**Goal of the exercise**
Select lines where the word "Манжурі" appears.

#### Material for the task

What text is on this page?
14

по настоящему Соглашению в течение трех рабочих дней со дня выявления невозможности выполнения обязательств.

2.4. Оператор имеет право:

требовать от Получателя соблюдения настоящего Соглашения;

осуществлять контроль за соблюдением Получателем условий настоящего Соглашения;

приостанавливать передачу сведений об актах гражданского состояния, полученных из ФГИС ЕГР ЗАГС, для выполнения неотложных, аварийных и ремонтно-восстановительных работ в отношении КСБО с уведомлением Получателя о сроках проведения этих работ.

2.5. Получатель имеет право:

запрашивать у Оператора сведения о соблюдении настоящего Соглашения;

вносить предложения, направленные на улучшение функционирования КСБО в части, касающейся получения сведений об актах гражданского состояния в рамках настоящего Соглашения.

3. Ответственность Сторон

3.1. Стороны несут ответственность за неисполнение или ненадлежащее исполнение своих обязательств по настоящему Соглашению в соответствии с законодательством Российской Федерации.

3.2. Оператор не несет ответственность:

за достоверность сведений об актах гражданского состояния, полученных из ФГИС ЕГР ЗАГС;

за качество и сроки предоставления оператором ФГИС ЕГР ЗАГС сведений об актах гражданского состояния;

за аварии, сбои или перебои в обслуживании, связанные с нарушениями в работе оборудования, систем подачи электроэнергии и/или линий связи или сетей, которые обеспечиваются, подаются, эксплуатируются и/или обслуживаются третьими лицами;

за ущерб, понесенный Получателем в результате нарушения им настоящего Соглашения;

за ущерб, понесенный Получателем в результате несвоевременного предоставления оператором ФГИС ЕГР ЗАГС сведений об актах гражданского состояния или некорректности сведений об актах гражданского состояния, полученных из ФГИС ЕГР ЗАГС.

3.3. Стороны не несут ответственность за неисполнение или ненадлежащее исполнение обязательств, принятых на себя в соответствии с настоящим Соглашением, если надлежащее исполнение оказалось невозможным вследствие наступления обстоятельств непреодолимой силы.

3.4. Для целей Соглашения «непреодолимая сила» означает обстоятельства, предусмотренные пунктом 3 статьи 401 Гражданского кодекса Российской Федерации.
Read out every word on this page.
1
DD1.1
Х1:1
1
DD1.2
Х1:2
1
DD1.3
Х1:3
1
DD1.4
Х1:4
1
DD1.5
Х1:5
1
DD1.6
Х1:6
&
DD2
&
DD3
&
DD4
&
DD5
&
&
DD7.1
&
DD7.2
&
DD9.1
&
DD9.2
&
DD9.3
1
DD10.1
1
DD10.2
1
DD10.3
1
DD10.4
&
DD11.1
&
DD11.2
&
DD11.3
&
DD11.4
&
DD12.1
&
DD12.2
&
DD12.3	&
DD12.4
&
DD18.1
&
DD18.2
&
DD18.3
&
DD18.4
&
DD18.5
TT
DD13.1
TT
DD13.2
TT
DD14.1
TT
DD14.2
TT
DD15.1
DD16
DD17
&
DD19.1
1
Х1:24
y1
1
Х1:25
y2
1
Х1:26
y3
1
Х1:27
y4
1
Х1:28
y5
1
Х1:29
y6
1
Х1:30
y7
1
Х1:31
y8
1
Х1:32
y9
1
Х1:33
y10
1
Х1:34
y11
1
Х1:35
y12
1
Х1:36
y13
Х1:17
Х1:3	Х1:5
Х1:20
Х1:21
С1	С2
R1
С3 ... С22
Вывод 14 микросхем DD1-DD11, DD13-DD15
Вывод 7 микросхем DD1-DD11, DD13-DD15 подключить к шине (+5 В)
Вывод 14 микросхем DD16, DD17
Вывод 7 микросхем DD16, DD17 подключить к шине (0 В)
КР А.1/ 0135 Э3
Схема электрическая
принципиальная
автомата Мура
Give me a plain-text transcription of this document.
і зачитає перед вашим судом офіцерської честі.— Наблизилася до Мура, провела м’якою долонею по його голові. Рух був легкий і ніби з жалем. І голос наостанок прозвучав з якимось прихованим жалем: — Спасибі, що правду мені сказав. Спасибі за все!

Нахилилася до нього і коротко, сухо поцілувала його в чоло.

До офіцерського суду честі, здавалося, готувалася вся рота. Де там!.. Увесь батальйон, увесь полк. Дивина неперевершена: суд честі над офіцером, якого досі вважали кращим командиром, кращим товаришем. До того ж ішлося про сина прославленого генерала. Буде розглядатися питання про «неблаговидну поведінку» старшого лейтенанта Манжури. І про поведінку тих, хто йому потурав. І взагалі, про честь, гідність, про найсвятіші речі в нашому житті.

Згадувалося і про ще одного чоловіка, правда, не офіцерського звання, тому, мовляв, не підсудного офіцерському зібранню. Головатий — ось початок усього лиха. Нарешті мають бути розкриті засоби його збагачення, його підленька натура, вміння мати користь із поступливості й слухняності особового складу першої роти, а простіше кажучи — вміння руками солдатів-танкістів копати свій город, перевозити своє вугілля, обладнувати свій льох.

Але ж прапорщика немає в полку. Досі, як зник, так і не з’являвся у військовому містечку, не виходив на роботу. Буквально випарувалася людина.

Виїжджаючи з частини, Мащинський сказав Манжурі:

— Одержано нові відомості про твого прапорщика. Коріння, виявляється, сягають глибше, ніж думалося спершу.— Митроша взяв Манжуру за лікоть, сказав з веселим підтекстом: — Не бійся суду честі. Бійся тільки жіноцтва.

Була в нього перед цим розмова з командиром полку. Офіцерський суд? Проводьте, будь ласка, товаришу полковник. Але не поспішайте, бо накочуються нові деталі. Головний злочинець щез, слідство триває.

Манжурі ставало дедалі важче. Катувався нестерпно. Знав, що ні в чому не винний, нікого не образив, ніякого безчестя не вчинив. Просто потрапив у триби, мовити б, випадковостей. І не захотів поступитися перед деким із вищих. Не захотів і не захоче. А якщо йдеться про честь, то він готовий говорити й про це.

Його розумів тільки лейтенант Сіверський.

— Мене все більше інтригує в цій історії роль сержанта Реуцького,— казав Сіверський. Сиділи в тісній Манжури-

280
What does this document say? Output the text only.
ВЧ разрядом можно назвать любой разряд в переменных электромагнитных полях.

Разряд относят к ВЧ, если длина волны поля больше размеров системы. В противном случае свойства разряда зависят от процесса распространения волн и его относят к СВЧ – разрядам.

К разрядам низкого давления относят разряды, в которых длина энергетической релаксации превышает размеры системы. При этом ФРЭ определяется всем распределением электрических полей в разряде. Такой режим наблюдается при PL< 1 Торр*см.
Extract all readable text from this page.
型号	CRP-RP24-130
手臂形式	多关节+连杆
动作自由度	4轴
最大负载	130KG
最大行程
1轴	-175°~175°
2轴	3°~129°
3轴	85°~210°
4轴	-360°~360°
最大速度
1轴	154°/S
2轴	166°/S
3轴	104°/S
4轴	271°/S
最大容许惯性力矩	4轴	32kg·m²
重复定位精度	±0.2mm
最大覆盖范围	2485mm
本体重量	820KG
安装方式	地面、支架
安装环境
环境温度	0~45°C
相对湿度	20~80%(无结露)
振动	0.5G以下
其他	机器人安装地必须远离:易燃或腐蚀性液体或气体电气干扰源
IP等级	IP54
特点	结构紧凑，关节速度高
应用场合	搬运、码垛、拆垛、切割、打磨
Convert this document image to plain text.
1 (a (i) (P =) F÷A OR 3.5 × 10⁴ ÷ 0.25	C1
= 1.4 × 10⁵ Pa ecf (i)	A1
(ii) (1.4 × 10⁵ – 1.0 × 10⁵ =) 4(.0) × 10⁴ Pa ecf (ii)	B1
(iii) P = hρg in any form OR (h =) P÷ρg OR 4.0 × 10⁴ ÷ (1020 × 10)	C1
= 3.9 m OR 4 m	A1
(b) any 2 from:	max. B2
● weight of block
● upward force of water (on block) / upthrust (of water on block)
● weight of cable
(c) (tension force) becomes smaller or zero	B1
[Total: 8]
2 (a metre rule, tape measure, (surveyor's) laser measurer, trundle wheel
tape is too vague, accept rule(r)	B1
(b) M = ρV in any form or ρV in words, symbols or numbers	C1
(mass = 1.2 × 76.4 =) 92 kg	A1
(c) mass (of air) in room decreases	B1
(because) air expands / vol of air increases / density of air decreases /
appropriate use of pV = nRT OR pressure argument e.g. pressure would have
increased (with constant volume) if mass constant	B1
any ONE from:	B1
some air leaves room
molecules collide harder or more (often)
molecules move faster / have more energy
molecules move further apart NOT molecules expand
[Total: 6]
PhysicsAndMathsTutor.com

########

**Task result**
Виїжджаючи з частини, Мащинський сказав Манжурі:
Манжурі ставало дедалі важче. Катувався нестерпно. Знав, що ні в чому не винний, нікого не образив, ніякого безчестя не вчинив. Просто потрапив у триби, мовити б, випадковостей. І не захотів поступитися перед деким із вищих. Не захотів і не захоче. А якщо йдеться про честь, то він готовий говорити й про це.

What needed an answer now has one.